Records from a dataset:

==============================

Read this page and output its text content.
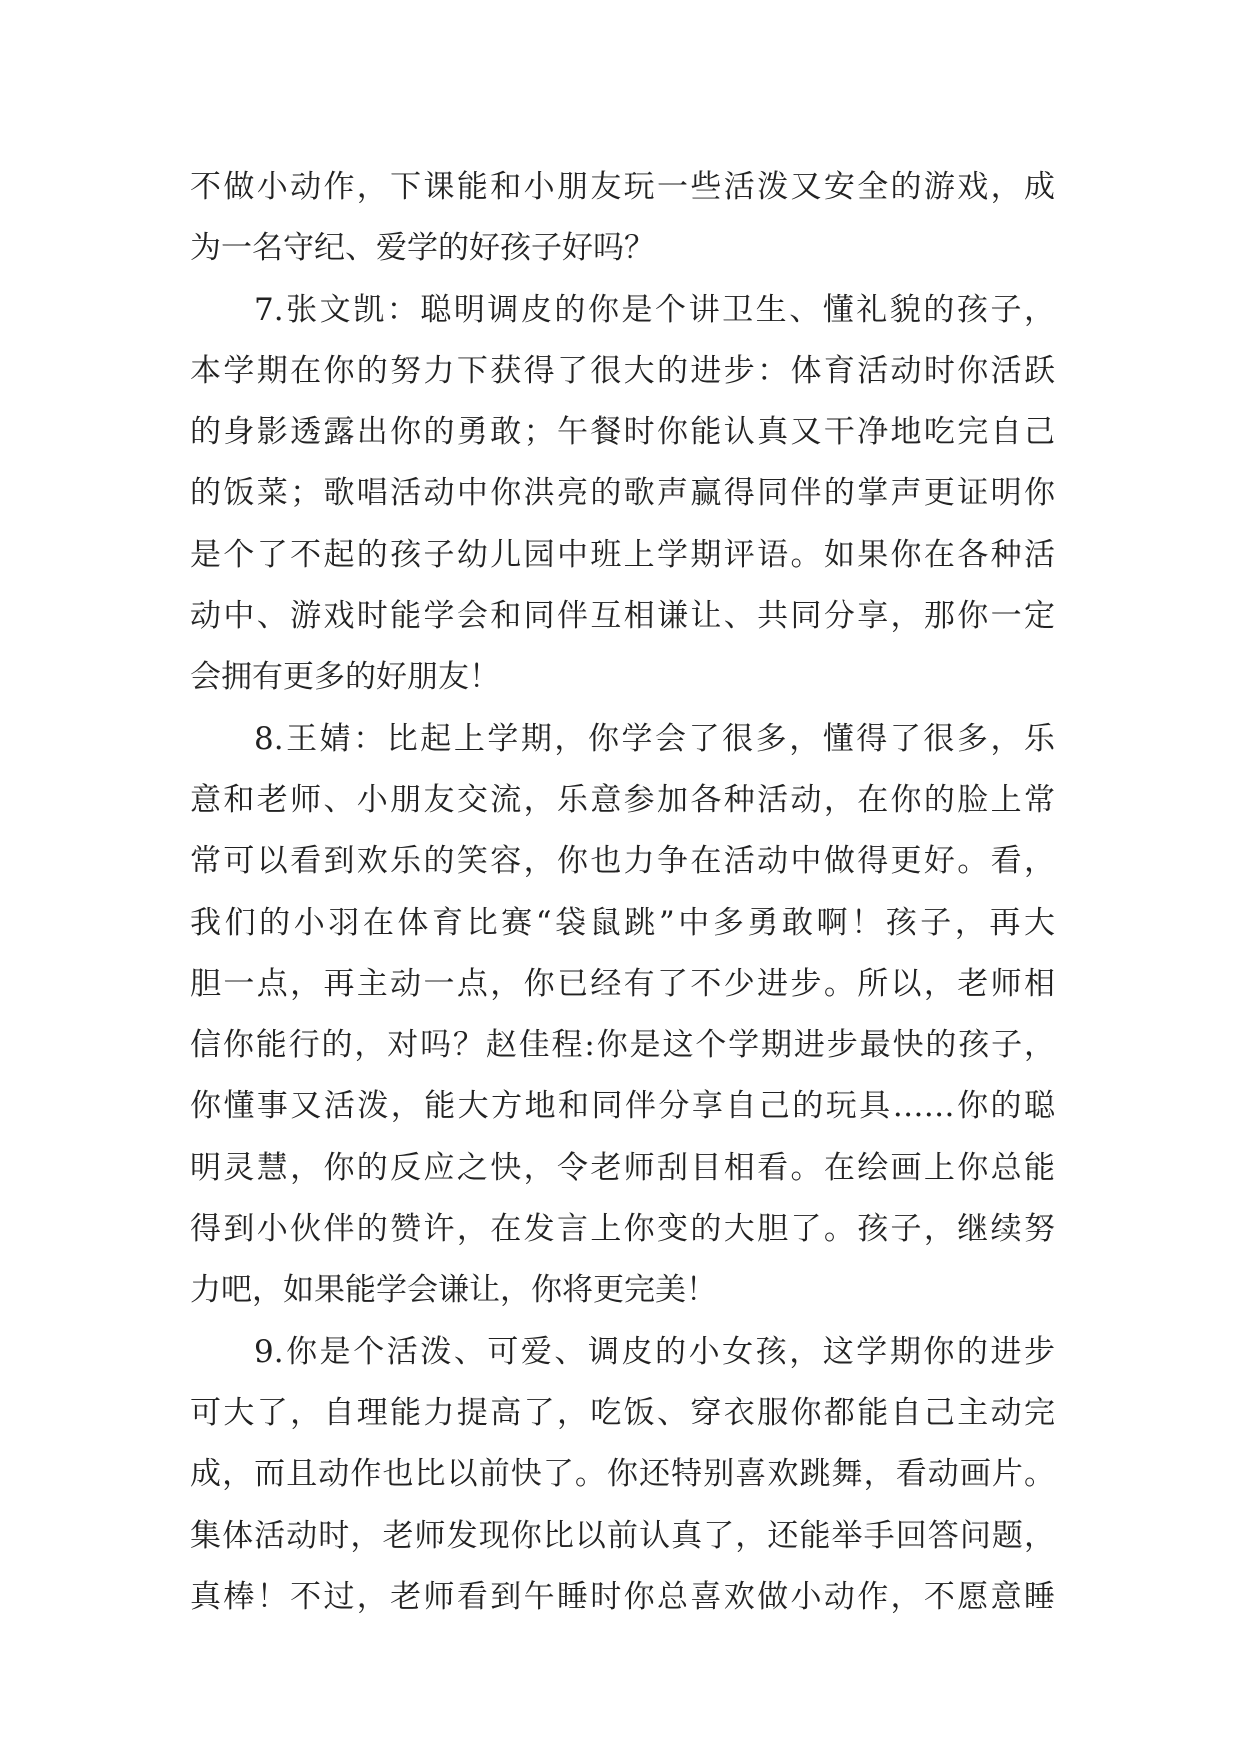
不做小动作，下课能和小朋友玩一些活泼又安全的游戏，成
为一名守纪、爱学的好孩子好吗？
7.张文凯：聪明调皮的你是个讲卫生、懂礼貌的孩子，
本学期在你的努力下获得了很大的进步：体育活动时你活跃
的身影透露出你的勇敢；午餐时你能认真又干净地吃完自己
的饭菜；歌唱活动中你洪亮的歌声赢得同伴的掌声更证明你
是个了不起的孩子幼儿园中班上学期评语。如果你在各种活
动中、游戏时能学会和同伴互相谦让、共同分享，那你一定
会拥有更多的好朋友！
8.王婧：比起上学期，你学会了很多，懂得了很多，乐
意和老师、小朋友交流，乐意参加各种活动，在你的脸上常
常可以看到欢乐的笑容，你也力争在活动中做得更好。看，
我们的小羽在体育比赛“袋鼠跳”中多勇敢啊！孩子，再大
胆一点，再主动一点，你已经有了不少进步。所以，老师相
信你能行的，对吗？赵佳程:你是这个学期进步最快的孩子，
你懂事又活泼，能大方地和同伴分享自己的玩具……你的聪
明灵慧，你的反应之快，令老师刮目相看。在绘画上你总能
得到小伙伴的赞许，在发言上你变的大胆了。孩子，继续努
力吧，如果能学会谦让，你将更完美！
9.你是个活泼、可爱、调皮的小女孩，这学期你的进步
可大了，自理能力提高了，吃饭、穿衣服你都能自己主动完
成，而且动作也比以前快了。你还特别喜欢跳舞，看动画片。
集体活动时，老师发现你比以前认真了，还能举手回答问题，
真棒！不过，老师看到午睡时你总喜欢做小动作，不愿意睡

==============================

- **Your goal**: Keep the pictures out and write out the records exactly.

- **Problem solution**:
Read this page and output its text content.
不做小动作，下课能和小朋友玩一些活泼又安全的游戏，成
为一名守纪、爱学的好孩子好吗？
7.张文凯：聪明调皮的你是个讲卫生、懂礼貌的孩子，
本学期在你的努力下获得了很大的进步：体育活动时你活跃
的身影透露出你的勇敢；午餐时你能认真又干净地吃完自己
的饭菜；歌唱活动中你洪亮的歌声赢得同伴的掌声更证明你
是个了不起的孩子幼儿园中班上学期评语。如果你在各种活
动中、游戏时能学会和同伴互相谦让、共同分享，那你一定
会拥有更多的好朋友！
8.王婧：比起上学期，你学会了很多，懂得了很多，乐
意和老师、小朋友交流，乐意参加各种活动，在你的脸上常
常可以看到欢乐的笑容，你也力争在活动中做得更好。看，
我们的小羽在体育比赛“袋鼠跳”中多勇敢啊！孩子，再大
胆一点，再主动一点，你已经有了不少进步。所以，老师相
信你能行的，对吗？赵佳程:你是这个学期进步最快的孩子，
你懂事又活泼，能大方地和同伴分享自己的玩具……你的聪
明灵慧，你的反应之快，令老师刮目相看。在绘画上你总能
得到小伙伴的赞许，在发言上你变的大胆了。孩子，继续努
力吧，如果能学会谦让，你将更完美！
9.你是个活泼、可爱、调皮的小女孩，这学期你的进步
可大了，自理能力提高了，吃饭、穿衣服你都能自己主动完
成，而且动作也比以前快了。你还特别喜欢跳舞，看动画片。
集体活动时，老师发现你比以前认真了，还能举手回答问题，
真棒！不过，老师看到午睡时你总喜欢做小动作，不愿意睡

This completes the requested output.